Take the data that follows and retype it word for word.

_Data lines_
▼▼▼

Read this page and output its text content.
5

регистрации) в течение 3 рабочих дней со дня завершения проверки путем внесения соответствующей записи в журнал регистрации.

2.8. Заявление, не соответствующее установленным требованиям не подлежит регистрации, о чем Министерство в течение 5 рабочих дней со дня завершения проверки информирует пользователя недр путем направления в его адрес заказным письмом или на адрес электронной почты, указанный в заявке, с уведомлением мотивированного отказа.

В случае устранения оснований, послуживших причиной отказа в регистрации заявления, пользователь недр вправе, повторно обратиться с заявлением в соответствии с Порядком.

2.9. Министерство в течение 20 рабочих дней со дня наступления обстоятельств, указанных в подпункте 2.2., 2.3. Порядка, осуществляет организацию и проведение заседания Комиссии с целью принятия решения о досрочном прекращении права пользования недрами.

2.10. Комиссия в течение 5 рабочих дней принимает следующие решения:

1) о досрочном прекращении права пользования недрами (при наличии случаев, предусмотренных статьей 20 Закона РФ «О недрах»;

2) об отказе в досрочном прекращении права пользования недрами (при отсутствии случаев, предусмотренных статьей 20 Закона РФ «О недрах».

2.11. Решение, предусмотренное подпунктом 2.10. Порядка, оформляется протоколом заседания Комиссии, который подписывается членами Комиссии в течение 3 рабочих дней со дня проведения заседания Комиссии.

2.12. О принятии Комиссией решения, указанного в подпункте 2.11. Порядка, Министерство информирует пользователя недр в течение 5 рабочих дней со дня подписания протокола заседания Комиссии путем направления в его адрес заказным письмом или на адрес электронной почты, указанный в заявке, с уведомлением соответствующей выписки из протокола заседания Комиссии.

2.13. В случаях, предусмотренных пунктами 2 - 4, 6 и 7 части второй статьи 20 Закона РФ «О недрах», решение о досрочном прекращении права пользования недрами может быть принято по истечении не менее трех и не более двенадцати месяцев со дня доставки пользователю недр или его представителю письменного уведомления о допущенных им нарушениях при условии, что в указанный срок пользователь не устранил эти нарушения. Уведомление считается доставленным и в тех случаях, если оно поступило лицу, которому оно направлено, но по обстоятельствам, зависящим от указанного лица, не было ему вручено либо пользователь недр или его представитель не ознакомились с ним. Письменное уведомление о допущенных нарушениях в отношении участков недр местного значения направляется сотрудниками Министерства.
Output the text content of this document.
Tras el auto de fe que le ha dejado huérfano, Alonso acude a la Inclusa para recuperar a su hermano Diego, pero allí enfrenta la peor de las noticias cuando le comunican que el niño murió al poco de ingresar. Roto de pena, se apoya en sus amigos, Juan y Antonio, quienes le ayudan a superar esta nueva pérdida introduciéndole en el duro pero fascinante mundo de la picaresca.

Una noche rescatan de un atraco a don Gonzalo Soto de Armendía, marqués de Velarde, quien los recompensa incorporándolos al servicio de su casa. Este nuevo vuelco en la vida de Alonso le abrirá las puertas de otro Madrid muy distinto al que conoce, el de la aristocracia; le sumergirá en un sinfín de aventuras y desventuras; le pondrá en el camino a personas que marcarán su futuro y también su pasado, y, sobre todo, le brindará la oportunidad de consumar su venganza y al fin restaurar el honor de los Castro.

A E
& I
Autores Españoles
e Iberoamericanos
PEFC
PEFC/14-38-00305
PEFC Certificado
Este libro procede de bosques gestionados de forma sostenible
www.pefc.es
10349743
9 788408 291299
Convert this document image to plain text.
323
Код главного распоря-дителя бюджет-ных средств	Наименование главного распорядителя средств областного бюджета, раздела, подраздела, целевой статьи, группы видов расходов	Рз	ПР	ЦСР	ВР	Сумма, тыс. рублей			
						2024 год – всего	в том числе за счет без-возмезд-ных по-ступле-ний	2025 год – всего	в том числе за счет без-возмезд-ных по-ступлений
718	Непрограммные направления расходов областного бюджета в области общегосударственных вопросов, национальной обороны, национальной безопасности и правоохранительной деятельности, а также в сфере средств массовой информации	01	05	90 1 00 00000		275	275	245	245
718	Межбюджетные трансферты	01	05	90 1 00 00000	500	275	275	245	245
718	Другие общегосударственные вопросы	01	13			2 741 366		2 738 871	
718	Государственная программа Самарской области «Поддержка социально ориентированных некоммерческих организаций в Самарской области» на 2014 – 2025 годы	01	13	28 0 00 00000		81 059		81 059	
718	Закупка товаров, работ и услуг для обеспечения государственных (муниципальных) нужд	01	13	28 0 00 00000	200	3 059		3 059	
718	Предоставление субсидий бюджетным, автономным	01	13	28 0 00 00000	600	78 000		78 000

▲▲▲

_Solution_
Read this page and output its text content.
5

регистрации) в течение 3 рабочих дней со дня завершения проверки путем внесения соответствующей записи в журнал регистрации.

2.8. Заявление, не соответствующее установленным требованиям не подлежит регистрации, о чем Министерство в течение 5 рабочих дней со дня завершения проверки информирует пользователя недр путем направления в его адрес заказным письмом или на адрес электронной почты, указанный в заявке, с уведомлением мотивированного отказа.

В случае устранения оснований, послуживших причиной отказа в регистрации заявления, пользователь недр вправе, повторно обратиться с заявлением в соответствии с Порядком.

2.9. Министерство в течение 20 рабочих дней со дня наступления обстоятельств, указанных в подпункте 2.2., 2.3. Порядка, осуществляет организацию и проведение заседания Комиссии с целью принятия решения о досрочном прекращении права пользования недрами.

2.10. Комиссия в течение 5 рабочих дней принимает следующие решения:

1) о досрочном прекращении права пользования недрами (при наличии случаев, предусмотренных статьей 20 Закона РФ «О недрах»;

2) об отказе в досрочном прекращении права пользования недрами (при отсутствии случаев, предусмотренных статьей 20 Закона РФ «О недрах».

2.11. Решение, предусмотренное подпунктом 2.10. Порядка, оформляется протоколом заседания Комиссии, который подписывается членами Комиссии в течение 3 рабочих дней со дня проведения заседания Комиссии.

2.12. О принятии Комиссией решения, указанного в подпункте 2.11. Порядка, Министерство информирует пользователя недр в течение 5 рабочих дней со дня подписания протокола заседания Комиссии путем направления в его адрес заказным письмом или на адрес электронной почты, указанный в заявке, с уведомлением соответствующей выписки из протокола заседания Комиссии.

2.13. В случаях, предусмотренных пунктами 2 - 4, 6 и 7 части второй статьи 20 Закона РФ «О недрах», решение о досрочном прекращении права пользования недрами может быть принято по истечении не менее трех и не более двенадцати месяцев со дня доставки пользователю недр или его представителю письменного уведомления о допущенных им нарушениях при условии, что в указанный срок пользователь не устранил эти нарушения. Уведомление считается доставленным и в тех случаях, если оно поступило лицу, которому оно направлено, но по обстоятельствам, зависящим от указанного лица, не было ему вручено либо пользователь недр или его представитель не ознакомились с ним. Письменное уведомление о допущенных нарушениях в отношении участков недр местного значения направляется сотрудниками Министерства.
Output the text content of this document.
Tras el auto de fe que le ha dejado huérfano, Alonso acude a la Inclusa para recuperar a su hermano Diego, pero allí enfrenta la peor de las noticias cuando le comunican que el niño murió al poco de ingresar. Roto de pena, se apoya en sus amigos, Juan y Antonio, quienes le ayudan a superar esta nueva pérdida introduciéndole en el duro pero fascinante mundo de la picaresca.

Una noche rescatan de un atraco a don Gonzalo Soto de Armendía, marqués de Velarde, quien los recompensa incorporándolos al servicio de su casa. Este nuevo vuelco en la vida de Alonso le abrirá las puertas de otro Madrid muy distinto al que conoce, el de la aristocracia; le sumergirá en un sinfín de aventuras y desventuras; le pondrá en el camino a personas que marcarán su futuro y también su pasado, y, sobre todo, le brindará la oportunidad de consumar su venganza y al fin restaurar el honor de los Castro.

A E
& I
Autores Españoles
e Iberoamericanos
PEFC
PEFC/14-38-00305
PEFC Certificado
Este libro procede de bosques gestionados de forma sostenible
www.pefc.es
10349743
9 788408 291299
Convert this document image to plain text.
323
Код главного распоря-дителя бюджет-ных средств	Наименование главного распорядителя средств областного бюджета, раздела, подраздела, целевой статьи, группы видов расходов	Рз	ПР	ЦСР	ВР	Сумма, тыс. рублей			
						2024 год – всего	в том числе за счет без-возмезд-ных по-ступле-ний	2025 год – всего	в том числе за счет без-возмезд-ных по-ступлений
718	Непрограммные направления расходов областного бюджета в области общегосударственных вопросов, национальной обороны, национальной безопасности и правоохранительной деятельности, а также в сфере средств массовой информации	01	05	90 1 00 00000		275	275	245	245
718	Межбюджетные трансферты	01	05	90 1 00 00000	500	275	275	245	245
718	Другие общегосударственные вопросы	01	13			2 741 366		2 738 871	
718	Государственная программа Самарской области «Поддержка социально ориентированных некоммерческих организаций в Самарской области» на 2014 – 2025 годы	01	13	28 0 00 00000		81 059		81 059	
718	Закупка товаров, работ и услуг для обеспечения государственных (муниципальных) нужд	01	13	28 0 00 00000	200	3 059		3 059	
718	Предоставление субсидий бюджетным, автономным	01	13	28 0 00 00000	600	78 000		78 000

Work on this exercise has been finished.